== Given instruction ==
Emit the entire listing verbatim.

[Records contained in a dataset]

· · · · ·

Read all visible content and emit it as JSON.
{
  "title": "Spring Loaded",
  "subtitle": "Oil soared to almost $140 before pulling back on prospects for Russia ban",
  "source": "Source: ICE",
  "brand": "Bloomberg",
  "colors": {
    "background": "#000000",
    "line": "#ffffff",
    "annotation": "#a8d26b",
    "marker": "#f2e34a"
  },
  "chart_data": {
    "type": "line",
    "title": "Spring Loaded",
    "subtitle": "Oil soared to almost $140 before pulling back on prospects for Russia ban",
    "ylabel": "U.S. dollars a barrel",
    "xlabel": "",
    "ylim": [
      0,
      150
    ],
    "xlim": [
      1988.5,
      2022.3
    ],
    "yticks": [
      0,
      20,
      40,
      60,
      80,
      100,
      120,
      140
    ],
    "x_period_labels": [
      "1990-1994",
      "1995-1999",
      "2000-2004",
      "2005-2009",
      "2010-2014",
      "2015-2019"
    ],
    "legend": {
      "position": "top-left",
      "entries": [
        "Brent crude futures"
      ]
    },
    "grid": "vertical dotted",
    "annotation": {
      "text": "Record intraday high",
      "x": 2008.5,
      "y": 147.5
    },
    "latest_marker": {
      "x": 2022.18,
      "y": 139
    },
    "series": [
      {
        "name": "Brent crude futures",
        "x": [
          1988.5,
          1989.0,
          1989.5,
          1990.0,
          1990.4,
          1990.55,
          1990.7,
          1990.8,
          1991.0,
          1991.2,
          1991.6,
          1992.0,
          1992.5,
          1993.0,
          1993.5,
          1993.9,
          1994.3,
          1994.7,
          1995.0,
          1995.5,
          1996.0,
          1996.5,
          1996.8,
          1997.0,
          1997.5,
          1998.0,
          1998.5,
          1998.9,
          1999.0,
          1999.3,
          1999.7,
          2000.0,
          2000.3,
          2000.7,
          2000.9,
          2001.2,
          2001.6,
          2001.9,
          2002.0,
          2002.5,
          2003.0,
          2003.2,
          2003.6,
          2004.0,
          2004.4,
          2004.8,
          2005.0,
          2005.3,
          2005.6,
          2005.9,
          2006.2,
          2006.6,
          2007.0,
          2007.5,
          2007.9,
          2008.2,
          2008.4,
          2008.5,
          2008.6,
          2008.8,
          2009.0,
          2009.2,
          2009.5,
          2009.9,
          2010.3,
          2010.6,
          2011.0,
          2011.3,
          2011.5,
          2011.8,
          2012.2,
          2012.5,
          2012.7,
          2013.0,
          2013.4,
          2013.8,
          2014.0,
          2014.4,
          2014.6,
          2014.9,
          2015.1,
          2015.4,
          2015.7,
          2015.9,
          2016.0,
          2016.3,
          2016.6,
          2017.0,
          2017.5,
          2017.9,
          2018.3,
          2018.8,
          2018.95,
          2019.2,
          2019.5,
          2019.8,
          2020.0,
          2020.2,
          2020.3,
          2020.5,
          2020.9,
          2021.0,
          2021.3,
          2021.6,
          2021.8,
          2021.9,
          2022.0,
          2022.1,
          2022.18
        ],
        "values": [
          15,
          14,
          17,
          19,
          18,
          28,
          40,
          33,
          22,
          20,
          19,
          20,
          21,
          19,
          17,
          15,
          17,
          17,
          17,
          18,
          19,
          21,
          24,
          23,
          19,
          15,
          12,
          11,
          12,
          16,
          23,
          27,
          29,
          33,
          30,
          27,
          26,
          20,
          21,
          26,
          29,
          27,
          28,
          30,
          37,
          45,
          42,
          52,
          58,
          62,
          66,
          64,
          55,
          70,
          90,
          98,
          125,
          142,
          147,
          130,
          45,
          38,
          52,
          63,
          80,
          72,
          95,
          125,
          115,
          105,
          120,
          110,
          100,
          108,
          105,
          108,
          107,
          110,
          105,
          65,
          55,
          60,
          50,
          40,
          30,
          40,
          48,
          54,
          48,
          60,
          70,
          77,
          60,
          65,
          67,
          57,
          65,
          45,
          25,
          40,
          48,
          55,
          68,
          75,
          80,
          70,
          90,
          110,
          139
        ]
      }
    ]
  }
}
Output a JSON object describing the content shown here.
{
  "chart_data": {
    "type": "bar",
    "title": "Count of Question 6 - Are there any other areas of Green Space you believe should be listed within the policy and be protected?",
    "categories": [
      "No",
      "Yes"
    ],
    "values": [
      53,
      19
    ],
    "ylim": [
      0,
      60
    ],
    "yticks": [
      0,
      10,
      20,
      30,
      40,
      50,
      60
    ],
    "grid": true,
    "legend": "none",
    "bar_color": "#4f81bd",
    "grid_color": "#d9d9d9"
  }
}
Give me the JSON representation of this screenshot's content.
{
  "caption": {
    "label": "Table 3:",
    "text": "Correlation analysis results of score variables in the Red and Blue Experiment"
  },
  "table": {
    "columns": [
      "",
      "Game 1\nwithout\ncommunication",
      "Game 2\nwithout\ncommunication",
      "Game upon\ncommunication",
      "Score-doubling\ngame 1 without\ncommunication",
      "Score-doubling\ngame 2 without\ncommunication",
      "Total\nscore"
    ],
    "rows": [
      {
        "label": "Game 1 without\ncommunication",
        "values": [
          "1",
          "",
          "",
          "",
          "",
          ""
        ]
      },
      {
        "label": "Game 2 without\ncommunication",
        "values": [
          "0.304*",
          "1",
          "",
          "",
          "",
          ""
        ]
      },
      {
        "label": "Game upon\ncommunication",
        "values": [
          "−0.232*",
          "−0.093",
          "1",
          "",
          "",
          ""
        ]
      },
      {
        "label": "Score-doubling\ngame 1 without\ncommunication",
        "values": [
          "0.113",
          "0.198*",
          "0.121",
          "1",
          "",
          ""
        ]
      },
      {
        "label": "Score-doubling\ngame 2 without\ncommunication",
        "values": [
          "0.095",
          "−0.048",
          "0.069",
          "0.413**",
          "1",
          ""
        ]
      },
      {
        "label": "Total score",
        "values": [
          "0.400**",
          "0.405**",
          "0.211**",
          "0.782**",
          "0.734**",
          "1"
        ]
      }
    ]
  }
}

· · · · ·

== Task result ==
Read all visible content and emit it as JSON.
{
  "title": "Spring Loaded",
  "subtitle": "Oil soared to almost $140 before pulling back on prospects for Russia ban",
  "source": "Source: ICE",
  "brand": "Bloomberg",
  "colors": {
    "background": "#000000",
    "line": "#ffffff",
    "annotation": "#a8d26b",
    "marker": "#f2e34a"
  },
  "chart_data": {
    "type": "line",
    "title": "Spring Loaded",
    "subtitle": "Oil soared to almost $140 before pulling back on prospects for Russia ban",
    "ylabel": "U.S. dollars a barrel",
    "xlabel": "",
    "ylim": [
      0,
      150
    ],
    "xlim": [
      1988.5,
      2022.3
    ],
    "yticks": [
      0,
      20,
      40,
      60,
      80,
      100,
      120,
      140
    ],
    "x_period_labels": [
      "1990-1994",
      "1995-1999",
      "2000-2004",
      "2005-2009",
      "2010-2014",
      "2015-2019"
    ],
    "legend": {
      "position": "top-left",
      "entries": [
        "Brent crude futures"
      ]
    },
    "grid": "vertical dotted",
    "annotation": {
      "text": "Record intraday high",
      "x": 2008.5,
      "y": 147.5
    },
    "latest_marker": {
      "x": 2022.18,
      "y": 139
    },
    "series": [
      {
        "name": "Brent crude futures",
        "x": [
          1988.5,
          1989.0,
          1989.5,
          1990.0,
          1990.4,
          1990.55,
          1990.7,
          1990.8,
          1991.0,
          1991.2,
          1991.6,
          1992.0,
          1992.5,
          1993.0,
          1993.5,
          1993.9,
          1994.3,
          1994.7,
          1995.0,
          1995.5,
          1996.0,
          1996.5,
          1996.8,
          1997.0,
          1997.5,
          1998.0,
          1998.5,
          1998.9,
          1999.0,
          1999.3,
          1999.7,
          2000.0,
          2000.3,
          2000.7,
          2000.9,
          2001.2,
          2001.6,
          2001.9,
          2002.0,
          2002.5,
          2003.0,
          2003.2,
          2003.6,
          2004.0,
          2004.4,
          2004.8,
          2005.0,
          2005.3,
          2005.6,
          2005.9,
          2006.2,
          2006.6,
          2007.0,
          2007.5,
          2007.9,
          2008.2,
          2008.4,
          2008.5,
          2008.6,
          2008.8,
          2009.0,
          2009.2,
          2009.5,
          2009.9,
          2010.3,
          2010.6,
          2011.0,
          2011.3,
          2011.5,
          2011.8,
          2012.2,
          2012.5,
          2012.7,
          2013.0,
          2013.4,
          2013.8,
          2014.0,
          2014.4,
          2014.6,
          2014.9,
          2015.1,
          2015.4,
          2015.7,
          2015.9,
          2016.0,
          2016.3,
          2016.6,
          2017.0,
          2017.5,
          2017.9,
          2018.3,
          2018.8,
          2018.95,
          2019.2,
          2019.5,
          2019.8,
          2020.0,
          2020.2,
          2020.3,
          2020.5,
          2020.9,
          2021.0,
          2021.3,
          2021.6,
          2021.8,
          2021.9,
          2022.0,
          2022.1,
          2022.18
        ],
        "values": [
          15,
          14,
          17,
          19,
          18,
          28,
          40,
          33,
          22,
          20,
          19,
          20,
          21,
          19,
          17,
          15,
          17,
          17,
          17,
          18,
          19,
          21,
          24,
          23,
          19,
          15,
          12,
          11,
          12,
          16,
          23,
          27,
          29,
          33,
          30,
          27,
          26,
          20,
          21,
          26,
          29,
          27,
          28,
          30,
          37,
          45,
          42,
          52,
          58,
          62,
          66,
          64,
          55,
          70,
          90,
          98,
          125,
          142,
          147,
          130,
          45,
          38,
          52,
          63,
          80,
          72,
          95,
          125,
          115,
          105,
          120,
          110,
          100,
          108,
          105,
          108,
          107,
          110,
          105,
          65,
          55,
          60,
          50,
          40,
          30,
          40,
          48,
          54,
          48,
          60,
          70,
          77,
          60,
          65,
          67,
          57,
          65,
          45,
          25,
          40,
          48,
          55,
          68,
          75,
          80,
          70,
          90,
          110,
          139
        ]
      }
    ]
  }
}
Output a JSON object describing the content shown here.
{
  "chart_data": {
    "type": "bar",
    "title": "Count of Question 6 - Are there any other areas of Green Space you believe should be listed within the policy and be protected?",
    "categories": [
      "No",
      "Yes"
    ],
    "values": [
      53,
      19
    ],
    "ylim": [
      0,
      60
    ],
    "yticks": [
      0,
      10,
      20,
      30,
      40,
      50,
      60
    ],
    "grid": true,
    "legend": "none",
    "bar_color": "#4f81bd",
    "grid_color": "#d9d9d9"
  }
}
Give me the JSON representation of this screenshot's content.
{
  "caption": {
    "label": "Table 3:",
    "text": "Correlation analysis results of score variables in the Red and Blue Experiment"
  },
  "table": {
    "columns": [
      "",
      "Game 1\nwithout\ncommunication",
      "Game 2\nwithout\ncommunication",
      "Game upon\ncommunication",
      "Score-doubling\ngame 1 without\ncommunication",
      "Score-doubling\ngame 2 without\ncommunication",
      "Total\nscore"
    ],
    "rows": [
      {
        "label": "Game 1 without\ncommunication",
        "values": [
          "1",
          "",
          "",
          "",
          "",
          ""
        ]
      },
      {
        "label": "Game 2 without\ncommunication",
        "values": [
          "0.304*",
          "1",
          "",
          "",
          "",
          ""
        ]
      },
      {
        "label": "Game upon\ncommunication",
        "values": [
          "−0.232*",
          "−0.093",
          "1",
          "",
          "",
          ""
        ]
      },
      {
        "label": "Score-doubling\ngame 1 without\ncommunication",
        "values": [
          "0.113",
          "0.198*",
          "0.121",
          "1",
          "",
          ""
        ]
      },
      {
        "label": "Score-doubling\ngame 2 without\ncommunication",
        "values": [
          "0.095",
          "−0.048",
          "0.069",
          "0.413**",
          "1",
          ""
        ]
      },
      {
        "label": "Total score",
        "values": [
          "0.400**",
          "0.405**",
          "0.211**",
          "0.782**",
          "0.734**",
          "1"
        ]
      }
    ]
  }
}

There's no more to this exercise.